* _Instructions to follow_: In the entries that follow, find the word "может" and report each line it is on.
>>>>>
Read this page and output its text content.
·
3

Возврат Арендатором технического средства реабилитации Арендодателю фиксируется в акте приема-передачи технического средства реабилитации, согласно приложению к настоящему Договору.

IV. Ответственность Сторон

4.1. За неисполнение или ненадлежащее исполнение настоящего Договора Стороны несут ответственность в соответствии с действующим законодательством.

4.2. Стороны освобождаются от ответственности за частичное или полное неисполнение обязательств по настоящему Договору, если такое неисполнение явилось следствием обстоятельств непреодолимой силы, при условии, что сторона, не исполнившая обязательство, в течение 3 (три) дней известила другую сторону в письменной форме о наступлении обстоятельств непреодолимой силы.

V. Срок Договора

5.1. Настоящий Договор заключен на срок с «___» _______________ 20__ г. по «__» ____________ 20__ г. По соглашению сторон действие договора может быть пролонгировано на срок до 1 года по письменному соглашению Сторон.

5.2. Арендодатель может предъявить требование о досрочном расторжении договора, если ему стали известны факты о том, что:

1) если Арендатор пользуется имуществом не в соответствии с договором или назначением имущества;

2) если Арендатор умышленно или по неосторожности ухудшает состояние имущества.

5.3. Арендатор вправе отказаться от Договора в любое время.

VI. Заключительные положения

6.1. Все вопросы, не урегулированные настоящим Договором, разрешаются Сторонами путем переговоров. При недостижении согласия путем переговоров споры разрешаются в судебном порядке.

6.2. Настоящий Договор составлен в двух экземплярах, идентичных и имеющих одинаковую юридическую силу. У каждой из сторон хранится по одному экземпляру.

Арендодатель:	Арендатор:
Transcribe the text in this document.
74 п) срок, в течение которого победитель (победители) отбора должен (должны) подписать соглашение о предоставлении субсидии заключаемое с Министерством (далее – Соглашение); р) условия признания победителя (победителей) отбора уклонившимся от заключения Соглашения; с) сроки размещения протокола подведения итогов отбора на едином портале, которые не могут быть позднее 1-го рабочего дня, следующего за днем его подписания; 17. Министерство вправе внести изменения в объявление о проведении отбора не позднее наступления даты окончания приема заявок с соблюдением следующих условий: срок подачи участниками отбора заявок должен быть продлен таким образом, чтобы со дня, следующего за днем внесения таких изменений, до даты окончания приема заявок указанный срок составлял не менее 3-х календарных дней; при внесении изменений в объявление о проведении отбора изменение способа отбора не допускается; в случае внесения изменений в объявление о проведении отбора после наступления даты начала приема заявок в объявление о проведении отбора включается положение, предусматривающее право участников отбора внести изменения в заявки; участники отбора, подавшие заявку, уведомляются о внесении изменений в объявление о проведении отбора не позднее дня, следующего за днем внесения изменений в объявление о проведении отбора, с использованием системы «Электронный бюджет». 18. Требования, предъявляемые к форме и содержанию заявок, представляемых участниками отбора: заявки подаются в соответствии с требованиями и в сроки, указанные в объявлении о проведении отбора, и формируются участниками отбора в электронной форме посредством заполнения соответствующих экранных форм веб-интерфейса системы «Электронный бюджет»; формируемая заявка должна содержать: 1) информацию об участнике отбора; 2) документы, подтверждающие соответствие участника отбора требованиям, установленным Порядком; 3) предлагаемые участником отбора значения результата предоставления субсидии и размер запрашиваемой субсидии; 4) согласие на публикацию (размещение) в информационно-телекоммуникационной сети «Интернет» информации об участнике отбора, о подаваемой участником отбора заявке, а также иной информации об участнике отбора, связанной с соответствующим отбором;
<<<<<
>>>>>
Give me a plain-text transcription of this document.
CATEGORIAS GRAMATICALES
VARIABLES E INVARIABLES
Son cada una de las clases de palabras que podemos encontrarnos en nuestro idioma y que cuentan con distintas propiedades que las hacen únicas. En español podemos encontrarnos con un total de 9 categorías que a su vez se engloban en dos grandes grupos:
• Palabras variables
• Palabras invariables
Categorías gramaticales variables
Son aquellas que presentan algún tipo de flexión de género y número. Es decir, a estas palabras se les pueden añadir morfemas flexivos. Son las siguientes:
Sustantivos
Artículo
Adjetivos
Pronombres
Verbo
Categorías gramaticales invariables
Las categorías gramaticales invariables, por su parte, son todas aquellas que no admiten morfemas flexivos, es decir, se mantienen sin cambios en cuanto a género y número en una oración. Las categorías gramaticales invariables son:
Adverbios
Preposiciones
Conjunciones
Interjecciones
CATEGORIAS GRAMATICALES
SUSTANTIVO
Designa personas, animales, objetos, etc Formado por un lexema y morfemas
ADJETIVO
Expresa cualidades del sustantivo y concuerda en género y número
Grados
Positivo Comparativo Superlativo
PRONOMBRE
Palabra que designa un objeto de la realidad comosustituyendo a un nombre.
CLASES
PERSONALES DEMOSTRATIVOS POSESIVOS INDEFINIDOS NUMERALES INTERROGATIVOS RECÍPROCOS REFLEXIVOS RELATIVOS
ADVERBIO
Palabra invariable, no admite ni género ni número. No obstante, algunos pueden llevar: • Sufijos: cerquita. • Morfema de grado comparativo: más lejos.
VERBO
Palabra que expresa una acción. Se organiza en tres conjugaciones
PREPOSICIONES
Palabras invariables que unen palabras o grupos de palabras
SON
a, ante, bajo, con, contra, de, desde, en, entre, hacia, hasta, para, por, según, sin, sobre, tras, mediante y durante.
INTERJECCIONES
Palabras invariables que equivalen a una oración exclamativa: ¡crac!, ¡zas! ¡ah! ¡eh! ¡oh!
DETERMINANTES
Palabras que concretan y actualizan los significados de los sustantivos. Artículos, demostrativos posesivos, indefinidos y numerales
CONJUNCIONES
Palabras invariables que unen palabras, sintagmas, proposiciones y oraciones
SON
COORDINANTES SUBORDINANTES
<<<<<
>>>>>
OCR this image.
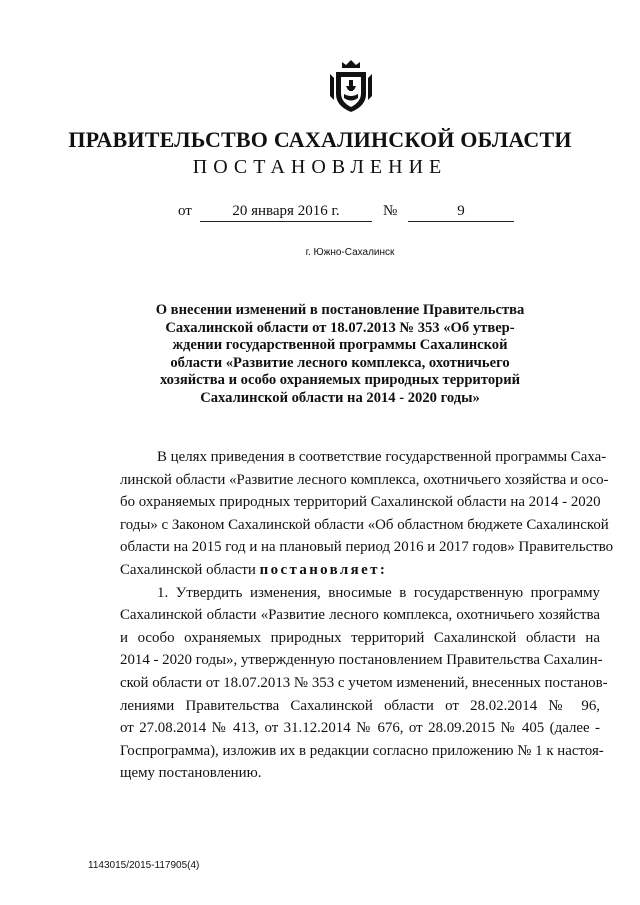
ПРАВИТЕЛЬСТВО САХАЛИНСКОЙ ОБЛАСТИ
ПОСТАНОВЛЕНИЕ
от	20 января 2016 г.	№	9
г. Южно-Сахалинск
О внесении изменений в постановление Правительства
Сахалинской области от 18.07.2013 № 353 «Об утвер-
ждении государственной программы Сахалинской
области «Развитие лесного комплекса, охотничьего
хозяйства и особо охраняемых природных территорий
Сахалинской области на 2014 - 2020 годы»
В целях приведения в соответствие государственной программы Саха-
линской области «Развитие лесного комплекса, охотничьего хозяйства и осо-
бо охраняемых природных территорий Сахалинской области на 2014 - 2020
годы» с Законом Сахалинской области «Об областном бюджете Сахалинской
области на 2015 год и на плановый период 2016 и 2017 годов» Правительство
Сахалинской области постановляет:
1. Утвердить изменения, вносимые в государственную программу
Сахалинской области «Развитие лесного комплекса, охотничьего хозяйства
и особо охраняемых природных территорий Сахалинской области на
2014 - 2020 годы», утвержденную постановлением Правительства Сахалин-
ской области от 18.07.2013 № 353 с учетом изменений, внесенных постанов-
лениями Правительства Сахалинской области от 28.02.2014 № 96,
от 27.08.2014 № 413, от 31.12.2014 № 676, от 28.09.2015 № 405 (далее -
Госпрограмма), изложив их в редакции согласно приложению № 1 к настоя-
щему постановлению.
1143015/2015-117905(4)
<<<<<
* _Complete output_:
5.1. Настоящий Договор заключен на срок с «___» _______________ 20__ г. по «__» ____________ 20__ г. По соглашению сторон действие договора может быть пролонгировано на срок до 1 года по письменному соглашению Сторон.
5.2. Арендодатель может предъявить требование о досрочном расторжении договора, если ему стали известны факты о том, что:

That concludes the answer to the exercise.